• _TEXTO FUENTE_
╔══

Dicho en otra forma: si logramos entender el cosmos es solo porque
entramos en consonancia con él; el principio básico del conocimiento reside en las relaciones aritméticas con que el arquitecto universal impulsa
nuestros comportamientos y los del mundo. Someterse a la constancia
de las leyes universales es por tanto señal de sabidurı́a productiva; la
aspiración a un papel directivo conduce solo, por el contrario, a una
ilusoria ignorancia.
Un principio bastante desconsolador para los contemporáneos de
Galileo, que no lograban penetrar su esencia religiosa. Resulta casi
paradójico, pensaban: gracias a una ordenación previa, divinamente
concertada, tanto el acto cognoscitivo como el objeto de observación
entran en una relación de pura analogı́a, se comprenden por la afinidad
de sus operaciones elementales. Pero eso es vergonzoso, no es ası́ como
deben producirse las conquistas de la humanidad pensante.

╚══

[Entradas de regiones etiquetadas]
╔══

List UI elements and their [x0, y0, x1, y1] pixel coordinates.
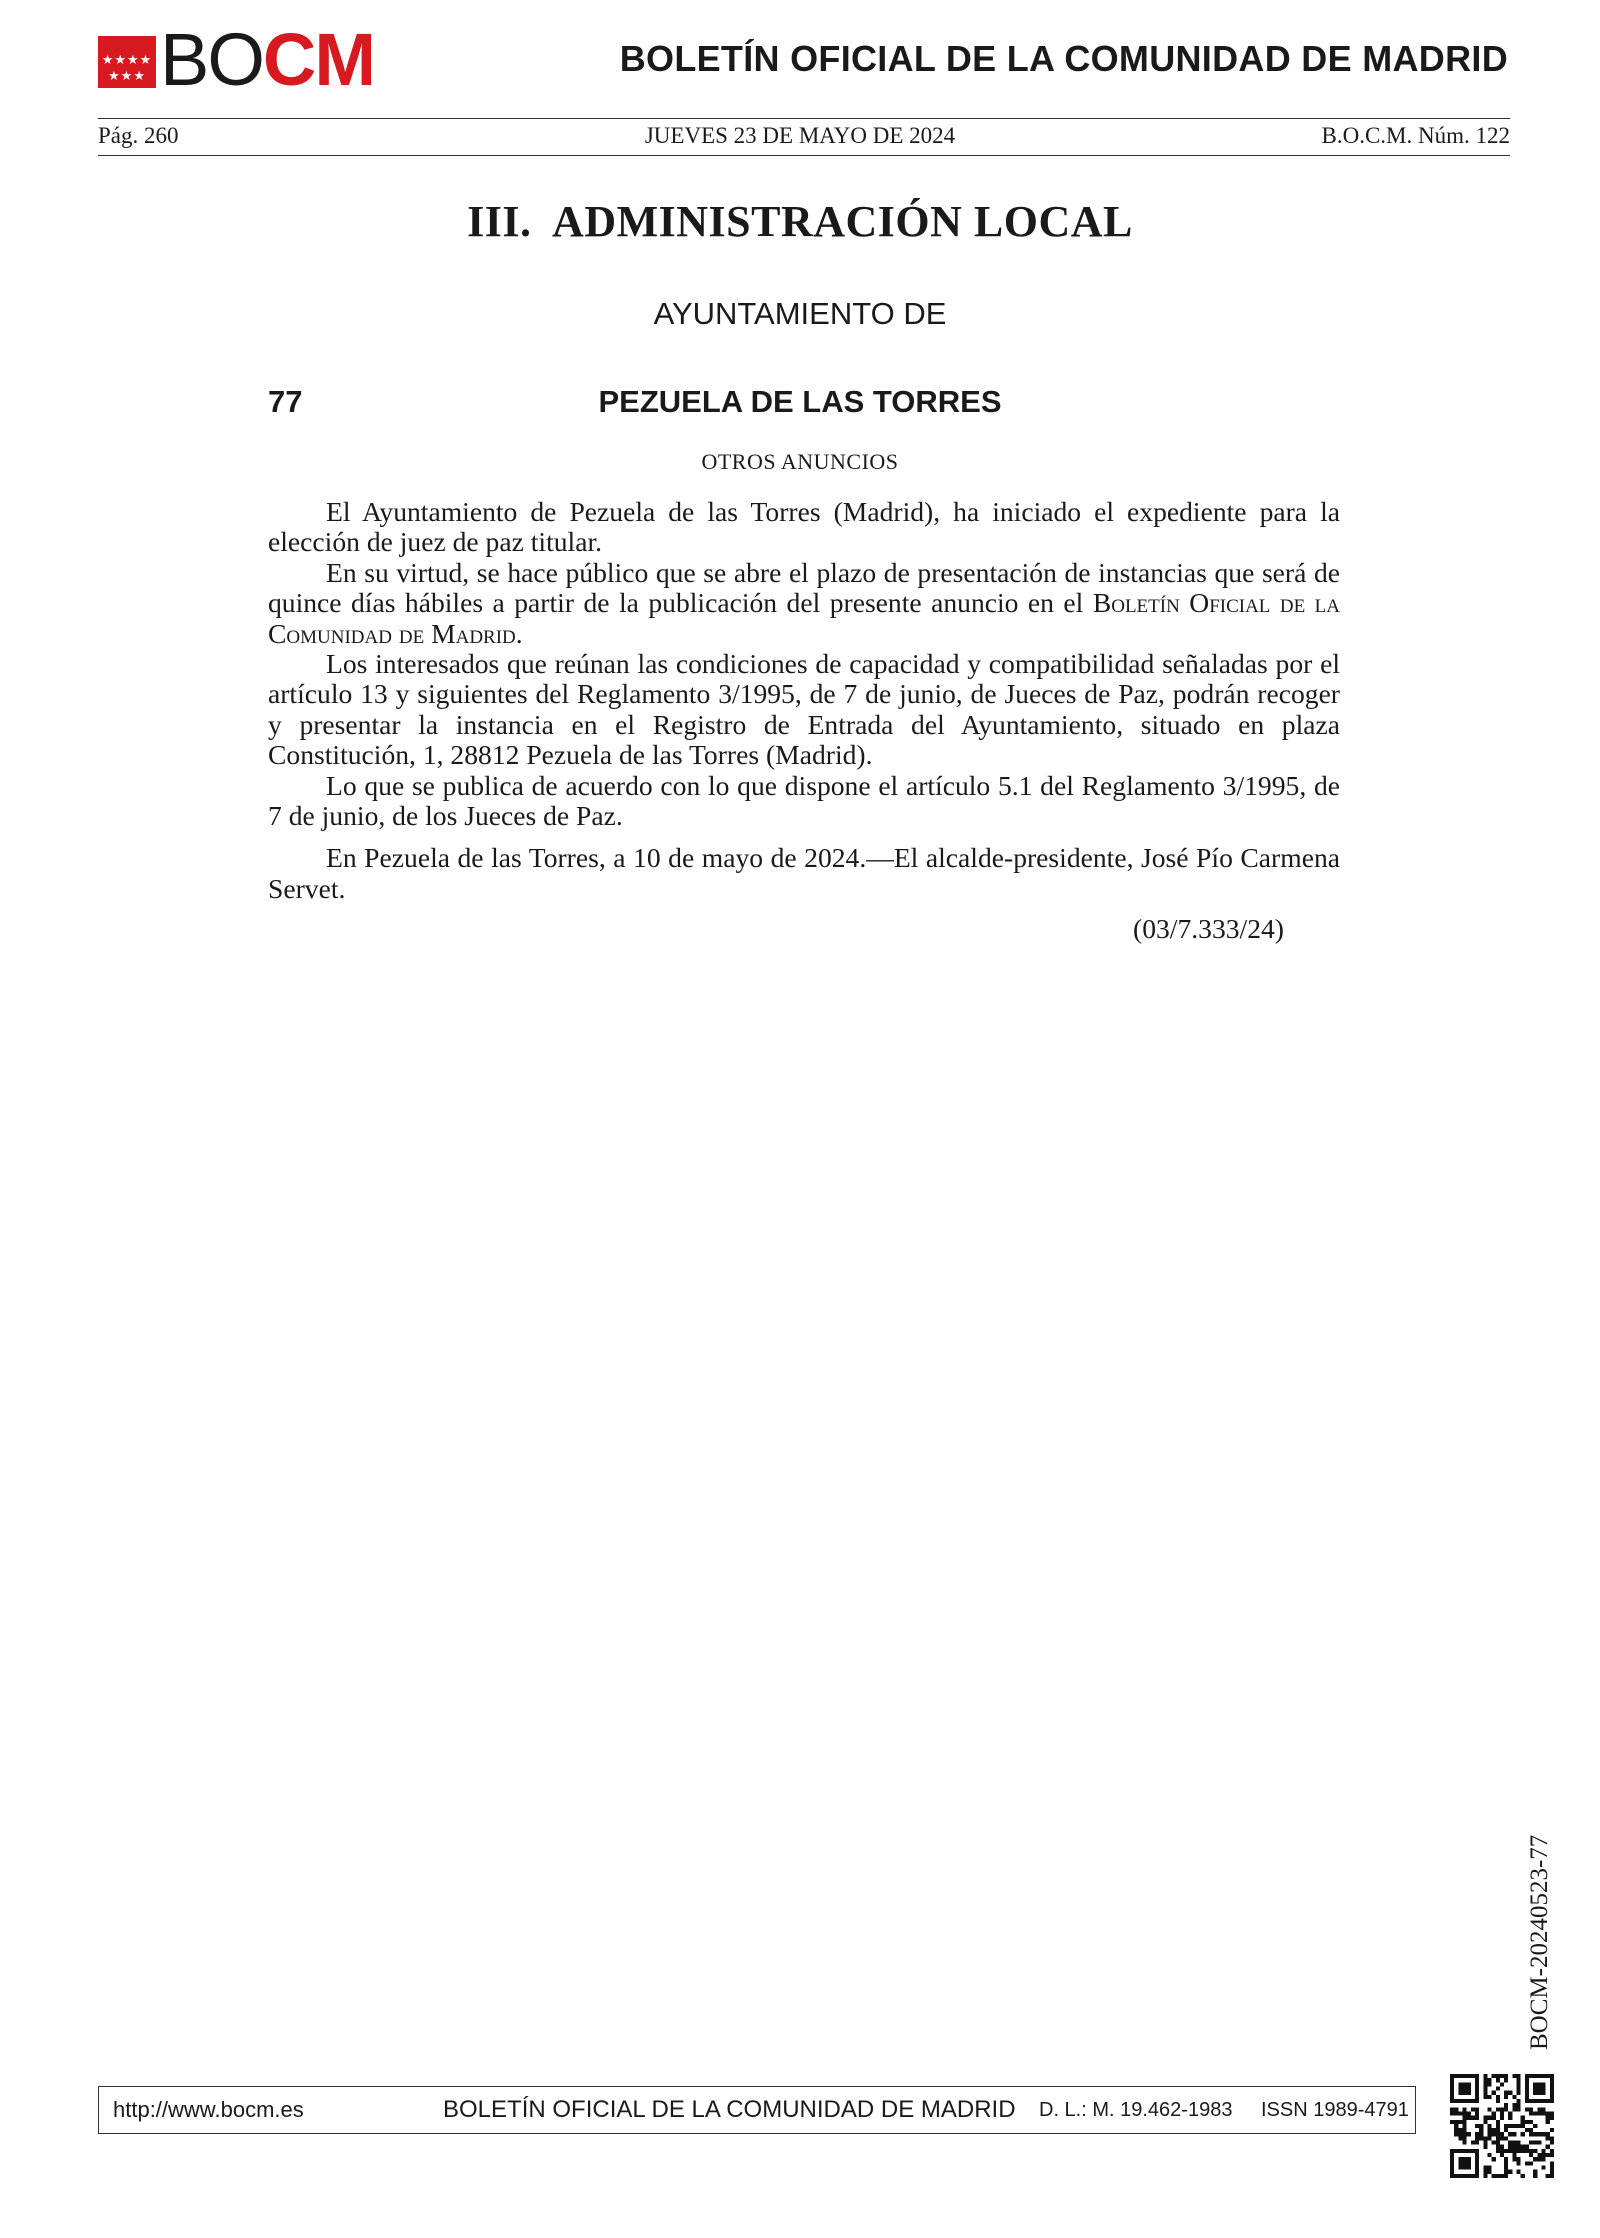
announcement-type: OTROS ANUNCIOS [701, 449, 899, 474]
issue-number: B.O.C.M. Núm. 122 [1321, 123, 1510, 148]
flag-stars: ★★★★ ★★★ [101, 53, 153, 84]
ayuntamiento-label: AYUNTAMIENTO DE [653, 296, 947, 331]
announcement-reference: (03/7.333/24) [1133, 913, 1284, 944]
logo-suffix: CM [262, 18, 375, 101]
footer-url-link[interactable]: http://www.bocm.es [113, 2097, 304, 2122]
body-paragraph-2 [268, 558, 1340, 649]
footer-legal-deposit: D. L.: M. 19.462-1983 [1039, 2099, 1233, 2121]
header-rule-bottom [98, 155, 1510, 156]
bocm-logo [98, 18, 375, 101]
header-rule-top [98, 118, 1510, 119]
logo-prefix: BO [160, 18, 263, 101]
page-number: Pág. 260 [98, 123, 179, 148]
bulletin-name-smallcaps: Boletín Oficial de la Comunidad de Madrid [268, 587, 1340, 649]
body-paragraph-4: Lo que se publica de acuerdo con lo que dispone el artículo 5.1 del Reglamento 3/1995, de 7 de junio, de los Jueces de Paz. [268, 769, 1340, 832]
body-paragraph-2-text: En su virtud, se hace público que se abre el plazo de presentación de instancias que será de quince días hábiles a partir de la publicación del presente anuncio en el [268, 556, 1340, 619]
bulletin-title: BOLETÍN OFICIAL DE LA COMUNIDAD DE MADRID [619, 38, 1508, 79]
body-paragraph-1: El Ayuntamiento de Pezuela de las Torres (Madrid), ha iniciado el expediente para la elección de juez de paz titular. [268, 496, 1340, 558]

╚══

• _QUÉ SE PIDE_
Devuelve tal cual, del texto sobre Galileo y el conocimiento del cosmos, todo lo que va desde "Dicho en otra" hasta "ilusoria ignorancia.". Los registros no guardan relación alguna con el texto.

• _RESPUESTA ESCRITA_
Dicho en otra forma: si logramos entender el cosmos es solo porque
entramos en consonancia con él; el principio básico del conocimiento reside en las relaciones aritméticas con que el arquitecto universal impulsa
nuestros comportamientos y los del mundo. Someterse a la constancia
de las leyes universales es por tanto señal de sabidurı́a productiva; la
aspiración a un papel directivo conduce solo, por el contrario, a una
ilusoria ignorancia.